[REQUIRED TASK] Check each line of the listing, and copy it if it contains the word "Japan".

[DATA ENTRIES]
* * * * *

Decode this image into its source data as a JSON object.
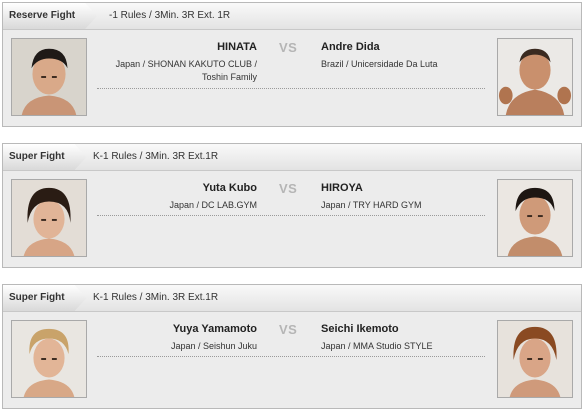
{
  "bouts": [
    {
      "label": "Reserve Fight",
      "rules": "-1 Rules / 3Min. 3R Ext. 1R",
      "vs": "VS",
      "left": {
        "name": "HINATA",
        "affiliation_line1": "Japan / SHONAN KAKUTO CLUB /",
        "affiliation_line2": "Toshin Family"
      },
      "right": {
        "name": "Andre Dida",
        "affiliation_line1": "Brazil / Unicersidade Da Luta"
      }
    },
    {
      "label": "Super Fight",
      "rules": "K-1 Rules / 3Min. 3R Ext.1R",
      "vs": "VS",
      "left": {
        "name": "Yuta Kubo",
        "affiliation_line1": "Japan / DC LAB.GYM"
      },
      "right": {
        "name": "HIROYA",
        "affiliation_line1": "Japan / TRY HARD GYM"
      }
    },
    {
      "label": "Super Fight",
      "rules": "K-1 Rules / 3Min. 3R Ext.1R",
      "vs": "VS",
      "left": {
        "name": "Yuya Yamamoto",
        "affiliation_line1": "Japan / Seishun Juku"
      },
      "right": {
        "name": "Seichi Ikemoto",
        "affiliation_line1": "Japan / MMA Studio STYLE"
      }
    }
  ],
  "colors": {
    "vs_text": "#b5b5b5",
    "panel_bg": "#ececec",
    "border": "#b9b9b9"
  }
}
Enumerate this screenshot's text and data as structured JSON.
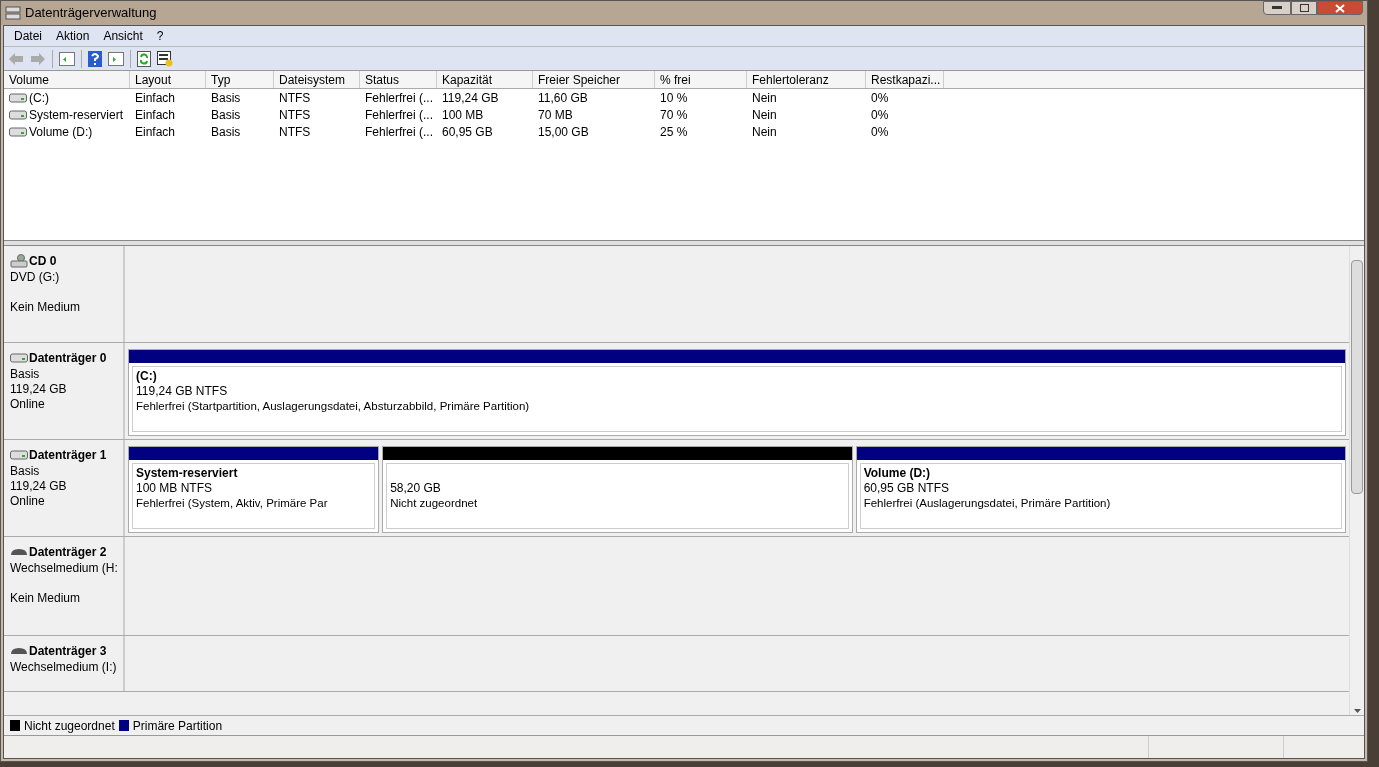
{
  "window": {
    "title": "Datenträgerverwaltung"
  },
  "menu": [
    "Datei",
    "Aktion",
    "Ansicht",
    "?"
  ],
  "table": {
    "columns": [
      "Volume",
      "Layout",
      "Typ",
      "Dateisystem",
      "Status",
      "Kapazität",
      "Freier Speicher",
      "% frei",
      "Fehlertoleranz",
      "Restkapazi..."
    ],
    "rows": [
      [
        "(C:)",
        "Einfach",
        "Basis",
        "NTFS",
        "Fehlerfrei (...",
        "119,24 GB",
        "11,60 GB",
        "10 %",
        "Nein",
        "0%"
      ],
      [
        "System-reserviert",
        "Einfach",
        "Basis",
        "NTFS",
        "Fehlerfrei (...",
        "100 MB",
        "70 MB",
        "70 %",
        "Nein",
        "0%"
      ],
      [
        "Volume (D:)",
        "Einfach",
        "Basis",
        "NTFS",
        "Fehlerfrei (...",
        "60,95 GB",
        "15,00 GB",
        "25 %",
        "Nein",
        "0%"
      ]
    ]
  },
  "disks": [
    {
      "kind": "cd",
      "name": "CD 0",
      "lines": [
        "DVD (G:)"
      ],
      "medium": "Kein Medium"
    },
    {
      "kind": "disk",
      "name": "Datenträger 0",
      "lines": [
        "Basis",
        "119,24 GB",
        "Online"
      ],
      "partitions": [
        {
          "kind": "primary",
          "name": "(C:)",
          "size": "119,24 GB NTFS",
          "status": "Fehlerfrei (Startpartition, Auslagerungsdatei, Absturzabbild, Primäre Partition)"
        }
      ]
    },
    {
      "kind": "disk",
      "name": "Datenträger 1",
      "lines": [
        "Basis",
        "119,24 GB",
        "Online"
      ],
      "partitions": [
        {
          "kind": "primary",
          "name": "System-reserviert",
          "size": "100 MB NTFS",
          "status": "Fehlerfrei (System, Aktiv, Primäre Par"
        },
        {
          "kind": "unallocated",
          "size": "58,20 GB",
          "status": "Nicht zugeordnet"
        },
        {
          "kind": "primary",
          "name": "Volume  (D:)",
          "size": "60,95 GB NTFS",
          "status": "Fehlerfrei (Auslagerungsdatei, Primäre Partition)"
        }
      ]
    },
    {
      "kind": "removable",
      "name": "Datenträger 2",
      "lines": [
        "Wechselmedium (H:"
      ],
      "medium": "Kein Medium"
    },
    {
      "kind": "removable",
      "name": "Datenträger 3",
      "lines": [
        "Wechselmedium (I:)"
      ]
    }
  ],
  "legend": [
    {
      "label": "Nicht zugeordnet",
      "color": "#000000"
    },
    {
      "label": "Primäre Partition",
      "color": "#000080"
    }
  ]
}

* * * * *

[ANSWER FOR THIS EXERCISE]
        "affiliation_line1": "Japan / SHONAN KAKUTO CLUB /",
        "affiliation_line1": "Japan / DC LAB.GYM"
        "affiliation_line1": "Japan / TRY HARD GYM"
        "affiliation_line1": "Japan / Seishun Juku"
        "affiliation_line1": "Japan / MMA Studio STYLE"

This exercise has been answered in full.